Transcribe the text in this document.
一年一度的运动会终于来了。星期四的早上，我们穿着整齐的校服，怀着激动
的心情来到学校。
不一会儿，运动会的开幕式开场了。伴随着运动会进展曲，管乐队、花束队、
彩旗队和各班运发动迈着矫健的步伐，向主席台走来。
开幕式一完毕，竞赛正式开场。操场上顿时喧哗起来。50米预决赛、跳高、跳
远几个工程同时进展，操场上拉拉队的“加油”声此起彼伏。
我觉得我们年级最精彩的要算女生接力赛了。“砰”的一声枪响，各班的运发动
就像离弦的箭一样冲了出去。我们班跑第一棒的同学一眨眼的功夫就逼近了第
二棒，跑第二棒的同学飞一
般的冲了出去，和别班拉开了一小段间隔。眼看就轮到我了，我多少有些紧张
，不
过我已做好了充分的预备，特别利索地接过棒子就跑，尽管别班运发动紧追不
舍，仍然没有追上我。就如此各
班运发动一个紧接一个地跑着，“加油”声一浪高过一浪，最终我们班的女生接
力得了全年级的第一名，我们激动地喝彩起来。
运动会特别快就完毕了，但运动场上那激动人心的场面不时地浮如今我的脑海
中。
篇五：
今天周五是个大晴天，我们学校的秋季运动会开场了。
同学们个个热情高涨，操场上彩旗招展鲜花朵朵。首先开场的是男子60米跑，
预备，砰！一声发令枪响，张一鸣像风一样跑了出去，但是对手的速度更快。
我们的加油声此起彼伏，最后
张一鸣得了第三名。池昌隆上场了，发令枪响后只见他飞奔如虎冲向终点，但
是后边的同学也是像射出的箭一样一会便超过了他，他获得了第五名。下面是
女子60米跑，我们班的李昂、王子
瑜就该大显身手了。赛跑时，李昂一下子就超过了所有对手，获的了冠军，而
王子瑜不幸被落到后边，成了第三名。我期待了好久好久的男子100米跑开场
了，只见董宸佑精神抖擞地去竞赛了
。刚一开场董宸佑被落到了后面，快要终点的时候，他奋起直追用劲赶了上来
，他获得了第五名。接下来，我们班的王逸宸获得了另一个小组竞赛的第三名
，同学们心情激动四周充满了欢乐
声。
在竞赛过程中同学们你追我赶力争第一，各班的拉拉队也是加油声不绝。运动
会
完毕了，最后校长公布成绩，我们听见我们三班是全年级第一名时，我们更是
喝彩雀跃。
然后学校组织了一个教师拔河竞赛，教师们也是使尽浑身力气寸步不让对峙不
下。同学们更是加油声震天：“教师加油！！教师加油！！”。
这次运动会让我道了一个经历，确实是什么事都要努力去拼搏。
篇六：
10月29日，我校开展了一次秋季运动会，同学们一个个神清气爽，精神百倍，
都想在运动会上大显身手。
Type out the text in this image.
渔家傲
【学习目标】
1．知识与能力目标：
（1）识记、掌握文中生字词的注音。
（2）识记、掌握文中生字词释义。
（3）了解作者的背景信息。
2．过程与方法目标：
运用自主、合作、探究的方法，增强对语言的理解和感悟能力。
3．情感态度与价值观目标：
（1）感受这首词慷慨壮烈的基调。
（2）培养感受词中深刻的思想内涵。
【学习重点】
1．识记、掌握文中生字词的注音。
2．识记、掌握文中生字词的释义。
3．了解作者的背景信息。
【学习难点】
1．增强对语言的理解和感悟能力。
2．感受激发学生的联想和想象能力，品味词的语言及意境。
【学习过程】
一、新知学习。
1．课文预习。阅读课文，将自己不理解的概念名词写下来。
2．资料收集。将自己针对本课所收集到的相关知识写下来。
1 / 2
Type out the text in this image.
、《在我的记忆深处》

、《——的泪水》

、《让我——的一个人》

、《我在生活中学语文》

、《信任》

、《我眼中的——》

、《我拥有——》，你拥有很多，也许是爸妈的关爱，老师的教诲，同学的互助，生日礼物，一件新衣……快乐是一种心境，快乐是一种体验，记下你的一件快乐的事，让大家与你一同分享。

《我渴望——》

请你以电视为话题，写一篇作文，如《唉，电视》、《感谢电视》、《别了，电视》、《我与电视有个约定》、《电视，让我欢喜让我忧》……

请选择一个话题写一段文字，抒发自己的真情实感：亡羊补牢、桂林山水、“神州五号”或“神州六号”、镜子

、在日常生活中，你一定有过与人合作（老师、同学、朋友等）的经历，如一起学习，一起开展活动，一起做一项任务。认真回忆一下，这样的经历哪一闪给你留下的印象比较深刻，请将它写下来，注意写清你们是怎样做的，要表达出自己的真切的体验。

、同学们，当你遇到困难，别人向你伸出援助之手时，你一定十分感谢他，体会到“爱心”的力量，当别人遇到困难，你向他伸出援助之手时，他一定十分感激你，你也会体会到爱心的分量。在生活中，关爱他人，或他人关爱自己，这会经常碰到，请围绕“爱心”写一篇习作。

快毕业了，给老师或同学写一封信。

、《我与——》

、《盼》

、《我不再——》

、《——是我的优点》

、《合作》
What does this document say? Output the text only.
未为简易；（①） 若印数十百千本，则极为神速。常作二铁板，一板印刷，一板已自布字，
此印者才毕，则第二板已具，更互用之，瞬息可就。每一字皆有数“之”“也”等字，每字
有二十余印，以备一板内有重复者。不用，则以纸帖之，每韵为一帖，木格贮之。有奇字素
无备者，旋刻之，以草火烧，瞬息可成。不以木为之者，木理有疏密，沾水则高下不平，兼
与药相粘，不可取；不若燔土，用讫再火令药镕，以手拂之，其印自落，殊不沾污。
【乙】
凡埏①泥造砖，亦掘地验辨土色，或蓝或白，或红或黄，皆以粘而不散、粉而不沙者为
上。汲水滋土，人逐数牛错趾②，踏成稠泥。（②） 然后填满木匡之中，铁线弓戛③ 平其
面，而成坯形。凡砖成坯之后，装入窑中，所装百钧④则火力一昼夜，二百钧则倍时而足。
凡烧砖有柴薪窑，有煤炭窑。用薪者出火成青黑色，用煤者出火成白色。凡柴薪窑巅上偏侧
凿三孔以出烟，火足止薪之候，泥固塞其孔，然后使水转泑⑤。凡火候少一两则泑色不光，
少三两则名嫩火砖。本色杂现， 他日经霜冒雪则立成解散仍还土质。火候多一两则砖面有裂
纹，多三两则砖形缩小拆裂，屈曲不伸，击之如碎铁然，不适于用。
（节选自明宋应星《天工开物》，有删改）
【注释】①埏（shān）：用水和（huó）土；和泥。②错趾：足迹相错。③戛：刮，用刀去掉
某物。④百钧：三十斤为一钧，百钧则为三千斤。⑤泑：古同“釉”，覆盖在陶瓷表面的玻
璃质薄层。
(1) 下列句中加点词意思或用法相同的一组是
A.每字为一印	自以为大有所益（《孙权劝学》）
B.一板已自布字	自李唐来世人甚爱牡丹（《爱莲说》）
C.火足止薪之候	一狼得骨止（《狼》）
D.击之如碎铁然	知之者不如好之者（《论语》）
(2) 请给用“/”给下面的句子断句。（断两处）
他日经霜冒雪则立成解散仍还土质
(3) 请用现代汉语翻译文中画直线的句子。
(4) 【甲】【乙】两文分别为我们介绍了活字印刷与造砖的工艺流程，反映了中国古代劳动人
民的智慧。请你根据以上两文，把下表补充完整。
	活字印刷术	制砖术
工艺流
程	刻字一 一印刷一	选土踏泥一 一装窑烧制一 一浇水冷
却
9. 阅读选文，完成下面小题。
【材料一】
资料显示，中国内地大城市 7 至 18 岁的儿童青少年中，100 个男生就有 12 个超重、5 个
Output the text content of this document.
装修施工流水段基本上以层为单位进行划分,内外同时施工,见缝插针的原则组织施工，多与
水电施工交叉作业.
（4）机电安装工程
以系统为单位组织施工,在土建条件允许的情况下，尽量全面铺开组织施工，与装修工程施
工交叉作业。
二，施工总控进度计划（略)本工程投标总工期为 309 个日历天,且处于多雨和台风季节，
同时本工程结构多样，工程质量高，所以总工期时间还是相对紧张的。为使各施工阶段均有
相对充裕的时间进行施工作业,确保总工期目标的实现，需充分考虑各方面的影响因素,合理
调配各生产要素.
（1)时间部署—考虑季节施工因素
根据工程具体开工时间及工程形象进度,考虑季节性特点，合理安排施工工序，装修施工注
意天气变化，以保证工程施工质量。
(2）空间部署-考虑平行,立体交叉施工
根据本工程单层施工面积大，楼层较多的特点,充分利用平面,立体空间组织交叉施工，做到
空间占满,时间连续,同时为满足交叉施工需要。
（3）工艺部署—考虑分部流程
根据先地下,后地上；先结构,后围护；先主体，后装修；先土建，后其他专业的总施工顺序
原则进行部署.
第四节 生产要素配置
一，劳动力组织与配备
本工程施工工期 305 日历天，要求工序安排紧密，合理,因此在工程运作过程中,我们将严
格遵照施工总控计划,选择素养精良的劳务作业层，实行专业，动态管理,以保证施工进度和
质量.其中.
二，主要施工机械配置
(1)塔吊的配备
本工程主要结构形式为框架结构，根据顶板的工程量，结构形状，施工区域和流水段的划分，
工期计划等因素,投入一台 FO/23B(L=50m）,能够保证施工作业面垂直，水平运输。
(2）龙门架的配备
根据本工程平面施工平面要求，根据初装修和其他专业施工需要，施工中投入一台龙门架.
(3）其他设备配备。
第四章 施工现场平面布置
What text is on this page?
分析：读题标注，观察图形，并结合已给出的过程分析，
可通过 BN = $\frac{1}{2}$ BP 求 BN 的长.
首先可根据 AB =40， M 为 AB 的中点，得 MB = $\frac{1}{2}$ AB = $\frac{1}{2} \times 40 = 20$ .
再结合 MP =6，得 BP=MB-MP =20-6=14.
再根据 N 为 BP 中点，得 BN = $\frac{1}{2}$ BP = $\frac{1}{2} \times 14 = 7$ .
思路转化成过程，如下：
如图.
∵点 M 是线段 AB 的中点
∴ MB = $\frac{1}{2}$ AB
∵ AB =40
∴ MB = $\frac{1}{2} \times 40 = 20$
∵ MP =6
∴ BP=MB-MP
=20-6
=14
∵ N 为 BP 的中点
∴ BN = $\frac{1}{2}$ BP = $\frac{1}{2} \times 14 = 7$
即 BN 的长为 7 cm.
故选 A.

════════════════

■ **What is being asked**:
State the count of lines with the word "他日经霜冒雪则立成解散仍还土质" in them, and write nothing else.

■ **Problem solution**:
2